# Exercise
Show all lines that include the string "Cercopithecus"; copy each one.

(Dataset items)
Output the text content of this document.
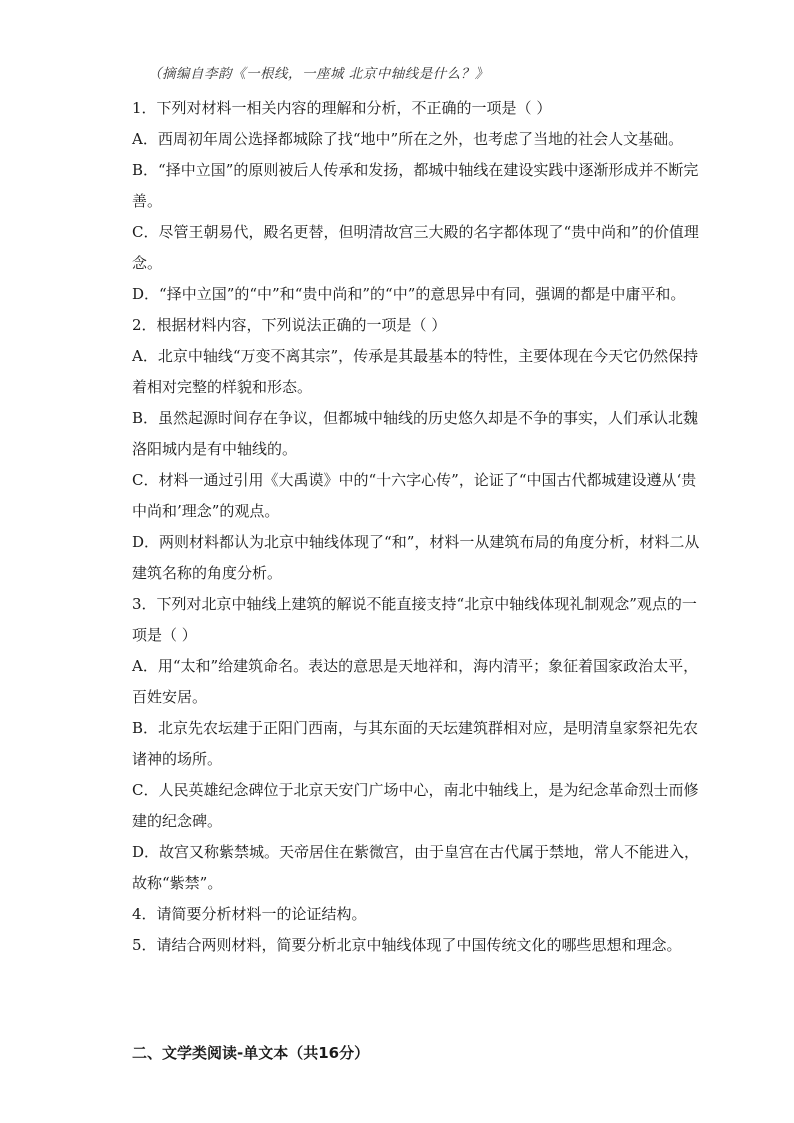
（摘编自李韵《一根线，一座城 北京中轴线是什么？》

1．下列对材料一相关内容的理解和分析，不正确的一项是（ ）

A．西周初年周公选择都城除了找“地中”所在之外，也考虑了当地的社会人文基础。

B．“择中立国”的原则被后人传承和发扬，都城中轴线在建设实践中逐渐形成并不断完

善。

C．尽管王朝易代，殿名更替，但明清故宫三大殿的名字都体现了“贵中尚和”的价值理

念。

D．“择中立国”的“中”和“贵中尚和”的“中”的意思异中有同，强调的都是中庸平和。

2．根据材料内容，下列说法正确的一项是（ ）

A．北京中轴线“万变不离其宗”，传承是其最基本的特性，主要体现在今天它仍然保持

着相对完整的样貌和形态。

B．虽然起源时间存在争议，但都城中轴线的历史悠久却是不争的事实，人们承认北魏

洛阳城内是有中轴线的。

C．材料一通过引用《大禹谟》中的“十六字心传”，论证了“中国古代都城建设遵从‘贵

中尚和’理念”的观点。

D．两则材料都认为北京中轴线体现了“和”，材料一从建筑布局的角度分析，材料二从

建筑名称的角度分析。

3．下列对北京中轴线上建筑的解说不能直接支持“北京中轴线体现礼制观念”观点的一

项是（ ）

A．用“太和”给建筑命名。表达的意思是天地祥和，海内清平；象征着国家政治太平，

百姓安居。

B．北京先农坛建于正阳门西南，与其东面的天坛建筑群相对应，是明清皇家祭祀先农

诸神的场所。

C．人民英雄纪念碑位于北京天安门广场中心，南北中轴线上，是为纪念革命烈士而修

建的纪念碑。

D．故宫又称紫禁城。天帝居住在紫微宫，由于皇宫在古代属于禁地，常人不能进入，

故称“紫禁”。

4．请简要分析材料一的论证结构。

5．请结合两则材料，简要分析北京中轴线体现了中国传统文化的哪些思想和理念。

二、文学类阅读-单文本（共16分）
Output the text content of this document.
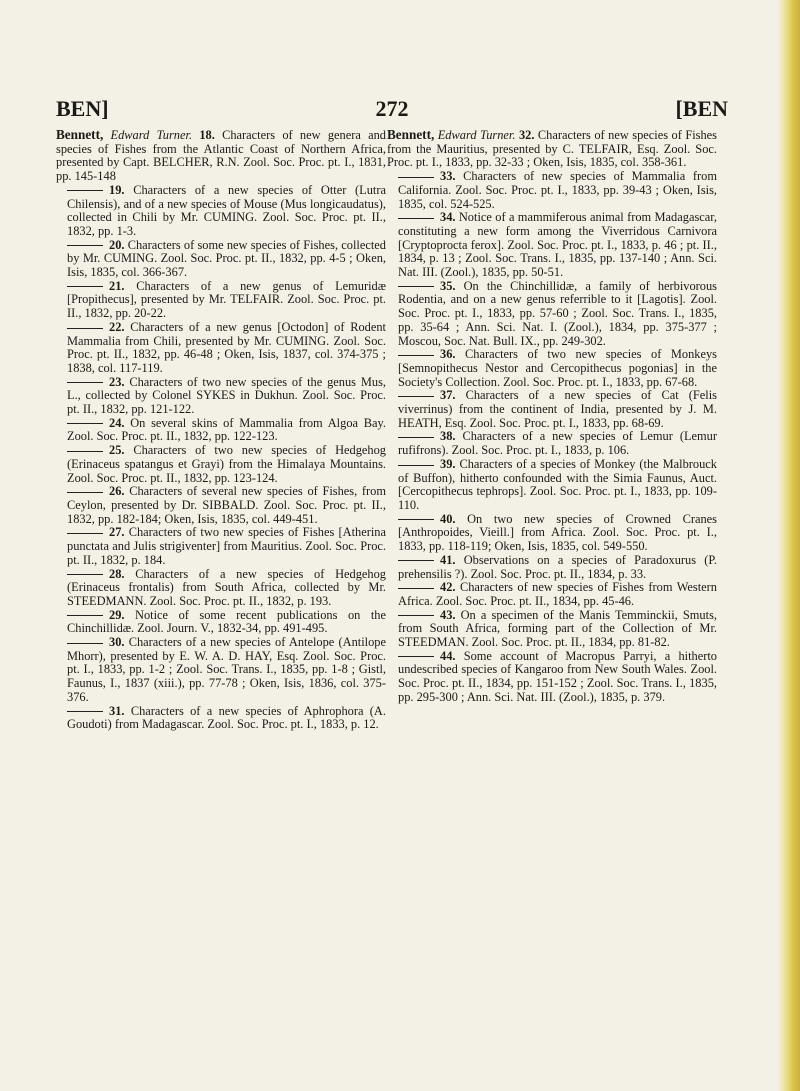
BEN]	272	[BEN

Bennett, Edward Turner. 18. Characters of new genera and species of Fishes from the Atlantic Coast of Northern Africa, presented by Capt. BELCHER, R.N. Zool. Soc. Proc. pt. I., 1831, pp. 145-148

19. Characters of a new species of Otter (Lutra Chilensis), and of a new species of Mouse (Mus longicaudatus), collected in Chili by Mr. CUMING. Zool. Soc. Proc. pt. II., 1832, pp. 1-3.

20. Characters of some new species of Fishes, collected by Mr. CUMING. Zool. Soc. Proc. pt. II., 1832, pp. 4-5 ; Oken, Isis, 1835, col. 366-367.

21. Characters of a new genus of Lemuridæ [Propithecus], presented by Mr. TELFAIR. Zool. Soc. Proc. pt. II., 1832, pp. 20-22.

22. Characters of a new genus [Octodon] of Rodent Mammalia from Chili, presented by Mr. CUMING. Zool. Soc. Proc. pt. II., 1832, pp. 46-48 ; Oken, Isis, 1837, col. 374-375 ; 1838, col. 117-119.

23. Characters of two new species of the genus Mus, L., collected by Colonel SYKES in Dukhun. Zool. Soc. Proc. pt. II., 1832, pp. 121-122.

24. On several skins of Mammalia from Algoa Bay. Zool. Soc. Proc. pt. II., 1832, pp. 122-123.

25. Characters of two new species of Hedgehog (Erinaceus spatangus et Grayi) from the Himalaya Mountains. Zool. Soc. Proc. pt. II., 1832, pp. 123-124.

26. Characters of several new species of Fishes, from Ceylon, presented by Dr. SIBBALD. Zool. Soc. Proc. pt. II., 1832, pp. 182-184; Oken, Isis, 1835, col. 449-451.

27. Characters of two new species of Fishes [Atherina punctata and Julis strigiventer] from Mauritius. Zool. Soc. Proc. pt. II., 1832, p. 184.

28. Characters of a new species of Hedgehog (Erinaceus frontalis) from South Africa, collected by Mr. STEEDMANN. Zool. Soc. Proc. pt. II., 1832, p. 193.

29. Notice of some recent publications on the Chinchillidæ. Zool. Journ. V., 1832-34, pp. 491-495.

30. Characters of a new species of Antelope (Antilope Mhorr), presented by E. W. A. D. HAY, Esq. Zool. Soc. Proc. pt. I., 1833, pp. 1-2 ; Zool. Soc. Trans. I., 1835, pp. 1-8 ; Gistl, Faunus, I., 1837 (xiii.), pp. 77-78 ; Oken, Isis, 1836, col. 375-376.

31. Characters of a new species of Aphrophora (A. Goudoti) from Madagascar. Zool. Soc. Proc. pt. I., 1833, p. 12.

Bennett, Edward Turner. 32. Characters of new species of Fishes from the Mauritius, presented by C. TELFAIR, Esq. Zool. Soc. Proc. pt. I., 1833, pp. 32-33 ; Oken, Isis, 1835, col. 358-361.

33. Characters of new species of Mammalia from California. Zool. Soc. Proc. pt. I., 1833, pp. 39-43 ; Oken, Isis, 1835, col. 524-525.

34. Notice of a mammiferous animal from Madagascar, constituting a new form among the Viverridous Carnivora [Cryptoprocta ferox]. Zool. Soc. Proc. pt. I., 1833, p. 46 ; pt. II., 1834, p. 13 ; Zool. Soc. Trans. I., 1835, pp. 137-140 ; Ann. Sci. Nat. III. (Zool.), 1835, pp. 50-51.

35. On the Chinchillidæ, a family of herbivorous Rodentia, and on a new genus referrible to it [Lagotis]. Zool. Soc. Proc. pt. I., 1833, pp. 57-60 ; Zool. Soc. Trans. I., 1835, pp. 35-64 ; Ann. Sci. Nat. I. (Zool.), 1834, pp. 375-377 ; Moscou, Soc. Nat. Bull. IX., pp. 249-302.

36. Characters of two new species of Monkeys [Semnopithecus Nestor and Cercopithecus pogonias] in the Society's Collection. Zool. Soc. Proc. pt. I., 1833, pp. 67-68.

37. Characters of a new species of Cat (Felis viverrinus) from the continent of India, presented by J. M. HEATH, Esq. Zool. Soc. Proc. pt. I., 1833, pp. 68-69.

38. Characters of a new species of Lemur (Lemur rufifrons). Zool. Soc. Proc. pt. I., 1833, p. 106.

39. Characters of a species of Monkey (the Malbrouck of Buffon), hitherto confounded with the Simia Faunus, Auct. [Cercopithecus tephrops]. Zool. Soc. Proc. pt. I., 1833, pp. 109-110.

40. On two new species of Crowned Cranes [Anthropoides, Vieill.] from Africa. Zool. Soc. Proc. pt. I., 1833, pp. 118-119; Oken, Isis, 1835, col. 549-550.

41. Observations on a species of Paradoxurus (P. prehensilis ?). Zool. Soc. Proc. pt. II., 1834, p. 33.

42. Characters of new species of Fishes from Western Africa. Zool. Soc. Proc. pt. II., 1834, pp. 45-46.

43. On a specimen of the Manis Temminckii, Smuts, from South Africa, forming part of the Collection of Mr. STEEDMAN. Zool. Soc. Proc. pt. II., 1834, pp. 81-82.

44. Some account of Macropus Parryi, a hitherto undescribed species of Kangaroo from New South Wales. Zool. Soc. Proc. pt. II., 1834, pp. 151-152 ; Zool. Soc. Trans. I., 1835, pp. 295-300 ; Ann. Sci. Nat. III. (Zool.), 1835, p. 379.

# Exercise response
36. Characters of two new species of Monkeys [Semnopithecus Nestor and Cercopithecus pogonias] in the Society's Collection. Zool. Soc. Proc. pt. I., 1833, pp. 67-68.
39. Characters of a species of Monkey (the Malbrouck of Buffon), hitherto confounded with the Simia Faunus, Auct. [Cercopithecus tephrops]. Zool. Soc. Proc. pt. I., 1833, pp. 109-110.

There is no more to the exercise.